- [Challenge]:
Gather up every line from the entries below that uses the word "title".

- [Records to use]:

───

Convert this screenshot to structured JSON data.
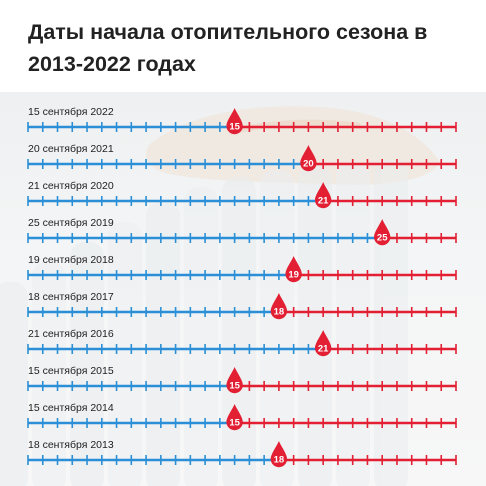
{
  "title": "Даты начала отопительного сезона в 2013-2022 годах",
  "colors": {
    "before": "#2a8fd6",
    "after": "#e21f33",
    "marker": "#e21f33",
    "marker_text": "#ffffff",
    "label": "#222222"
  },
  "chart_data": {
    "type": "timeline",
    "title": "Даты начала отопительного сезона в 2013-2022 годах",
    "x_range_days": [
      1,
      30
    ],
    "month": "сентября",
    "rows": [
      {
        "year": 2022,
        "label": "15 сентября 2022",
        "day": 15
      },
      {
        "year": 2021,
        "label": "20 сентября 2021",
        "day": 20
      },
      {
        "year": 2020,
        "label": "21 сентября 2020",
        "day": 21
      },
      {
        "year": 2019,
        "label": "25 сентября 2019",
        "day": 25
      },
      {
        "year": 2018,
        "label": "19 сентября 2018",
        "day": 19
      },
      {
        "year": 2017,
        "label": "18 сентября 2017",
        "day": 18
      },
      {
        "year": 2016,
        "label": "21 сентября 2016",
        "day": 21
      },
      {
        "year": 2015,
        "label": "15 сентября 2015",
        "day": 15
      },
      {
        "year": 2014,
        "label": "15 сентября 2014",
        "day": 15
      },
      {
        "year": 2013,
        "label": "18 сентября 2013",
        "day": 18
      }
    ]
  }
}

───

- [Problem solution]:
  "title": "Даты начала отопительного сезона в 2013-2022 годах",
    "title": "Даты начала отопительного сезона в 2013-2022 годах",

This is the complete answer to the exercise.